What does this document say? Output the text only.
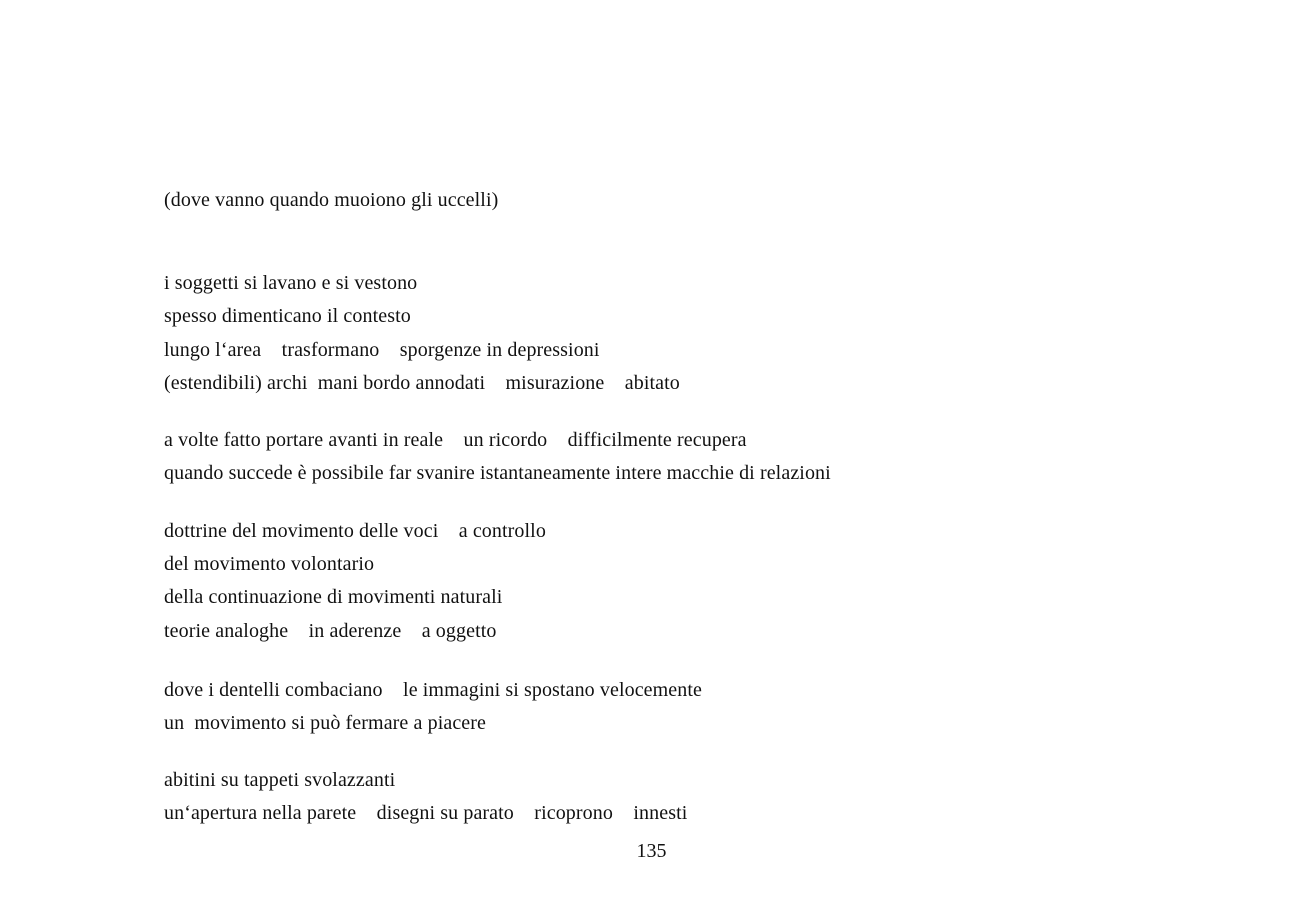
(dove vanno quando muoiono gli uccelli)
i soggetti si lavano e si vestono
spesso dimenticano il contesto
lungo l‘area    trasformano    sporgenze in depressioni
(estendibili) archi  mani bordo annodati    misurazione    abitato
a volte fatto portare avanti in reale    un ricordo    difficilmente recupera
quando succede è possibile far svanire istantaneamente intere macchie di relazioni
dottrine del movimento delle voci    a controllo
del movimento volontario
della continuazione di movimenti naturali
teorie analoghe    in aderenze    a oggetto
dove i dentelli combaciano    le immagini si spostano velocemente
un  movimento si può fermare a piacere
abitini su tappeti svolazzanti
un‘apertura nella parete    disegni su parato    ricoprono    innesti
135
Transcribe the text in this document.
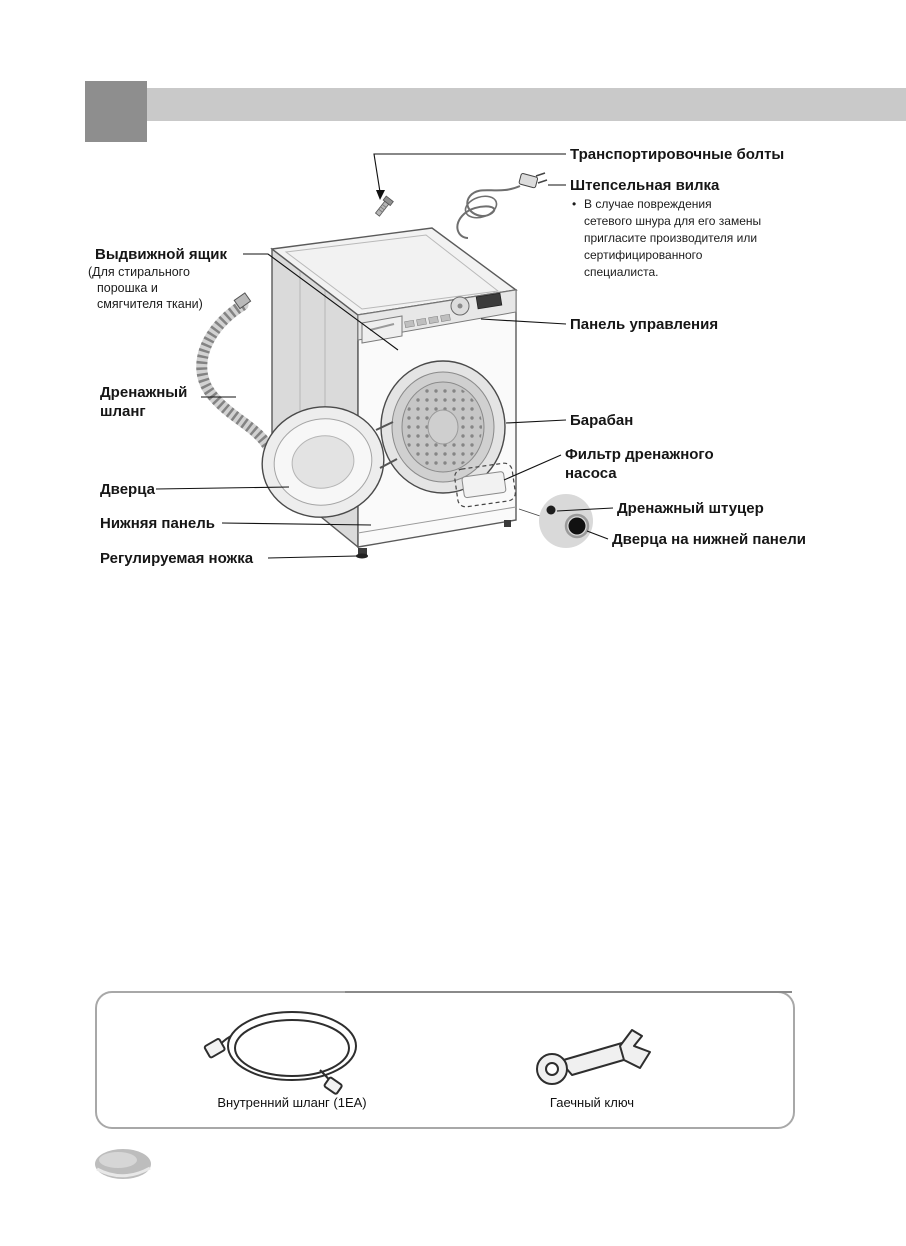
Транспортировочные болты
Штепсельная вилка
• В случае повреждения
сетевого шнура для его замены
пригласите производителя или
сертифицированного
специалиста.
Выдвижной ящик
(Для стирального
порошка и
смягчителя ткани)
Панель управления
Дренажный
шланг
Барабан
Фильтр дренажного
насоса
Дверца
Нижняя панель
Дренажный штуцер
Дверца на нижней панели
Регулируемая ножка
Внутренний шланг (1EA)	Гаечный ключ
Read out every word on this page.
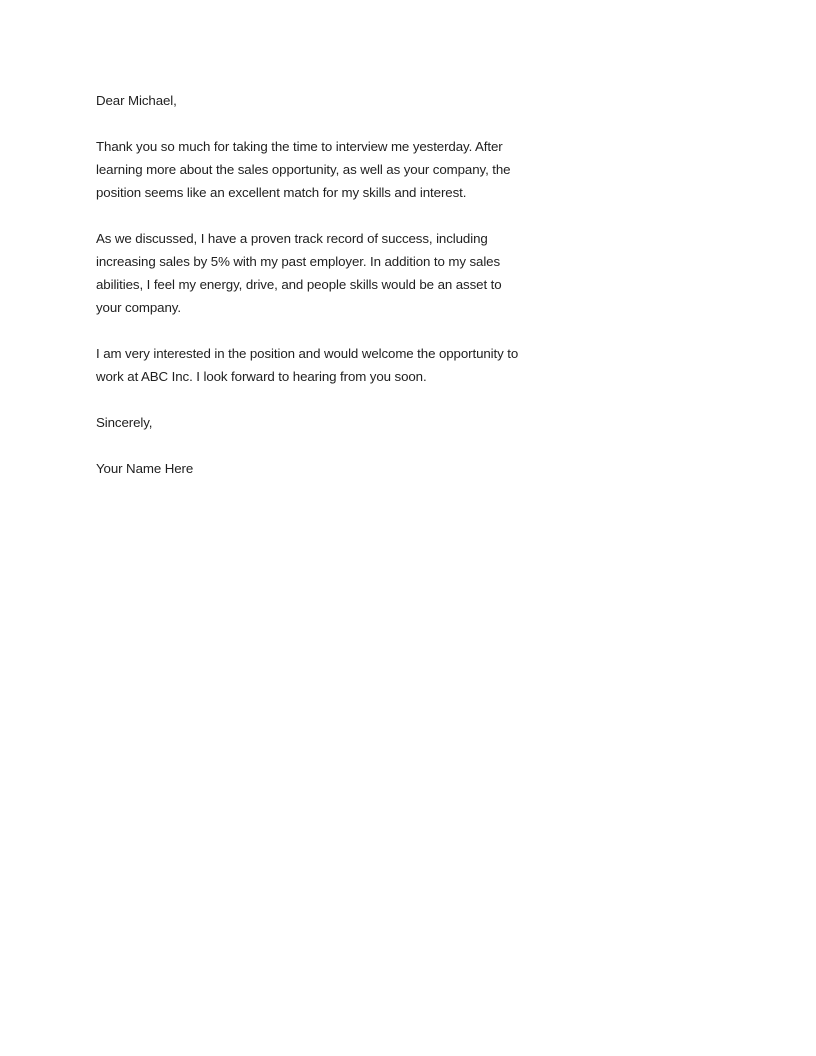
Dear Michael,

Thank you so much for taking the time to interview me yesterday. After
learning more about the sales opportunity, as well as your company, the
position seems like an excellent match for my skills and interest.

As we discussed, I have a proven track record of success, including
increasing sales by 5% with my past employer. In addition to my sales
abilities, I feel my energy, drive, and people skills would be an asset to
your company.

I am very interested in the position and would welcome the opportunity to
work at ABC Inc. I look forward to hearing from you soon.

Sincerely,

Your Name Here
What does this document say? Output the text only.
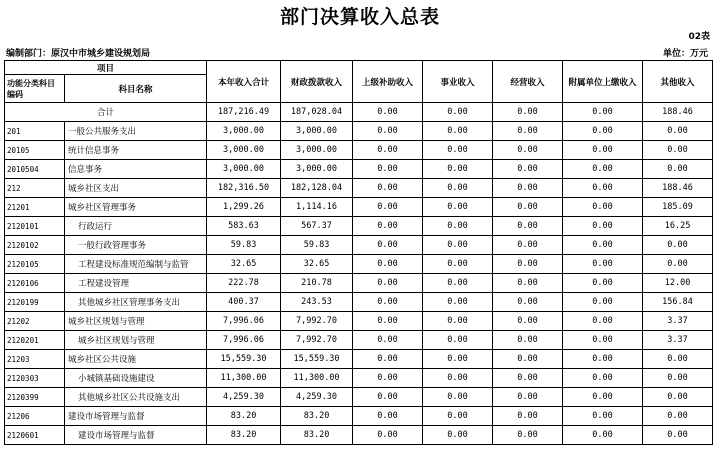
部门决算收入总表
02表
编制部门：原汉中市城乡建设规划局	单位：万元
项目		本年收入合计	财政拨款收入	上级补助收入	事业收入	经营收入	附属单位上缴收入	其他收入
功能分类科目编码	科目名称							
合计		187,216.49	187,028.04	0.00	0.00	0.00	0.00	188.46
201	一般公共服务支出	3,000.00	3,000.00	0.00	0.00	0.00	0.00	0.00
20105	统计信息事务	3,000.00	3,000.00	0.00	0.00	0.00	0.00	0.00
2010504	信息事务	3,000.00	3,000.00	0.00	0.00	0.00	0.00	0.00
212	城乡社区支出	182,316.50	182,128.04	0.00	0.00	0.00	0.00	188.46
21201	城乡社区管理事务	1,299.26	1,114.16	0.00	0.00	0.00	0.00	185.09
2120101	行政运行	583.63	567.37	0.00	0.00	0.00	0.00	16.25
2120102	一般行政管理事务	59.83	59.83	0.00	0.00	0.00	0.00	0.00
2120105	工程建设标准规范编制与监管	32.65	32.65	0.00	0.00	0.00	0.00	0.00
2120106	工程建设管理	222.78	210.78	0.00	0.00	0.00	0.00	12.00
2120199	其他城乡社区管理事务支出	400.37	243.53	0.00	0.00	0.00	0.00	156.84
21202	城乡社区规划与管理	7,996.06	7,992.70	0.00	0.00	0.00	0.00	3.37
2120201	城乡社区规划与管理	7,996.06	7,992.70	0.00	0.00	0.00	0.00	3.37
21203	城乡社区公共设施	15,559.30	15,559.30	0.00	0.00	0.00	0.00	0.00
2120303	小城镇基础设施建设	11,300.00	11,300.00	0.00	0.00	0.00	0.00	0.00
2120399	其他城乡社区公共设施支出	4,259.30	4,259.30	0.00	0.00	0.00	0.00	0.00
21206	建设市场管理与监督	83.20	83.20	0.00	0.00	0.00	0.00	0.00
2120601	建设市场管理与监督	83.20	83.20	0.00	0.00	0.00	0.00	0.00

+++++

▸ DO THIS
Pull out each line of the entries that contains "position".

▸ OUTPUT OF THE TASK
position seems like an excellent match for my skills and interest.
I am very interested in the position and would welcome the opportunity to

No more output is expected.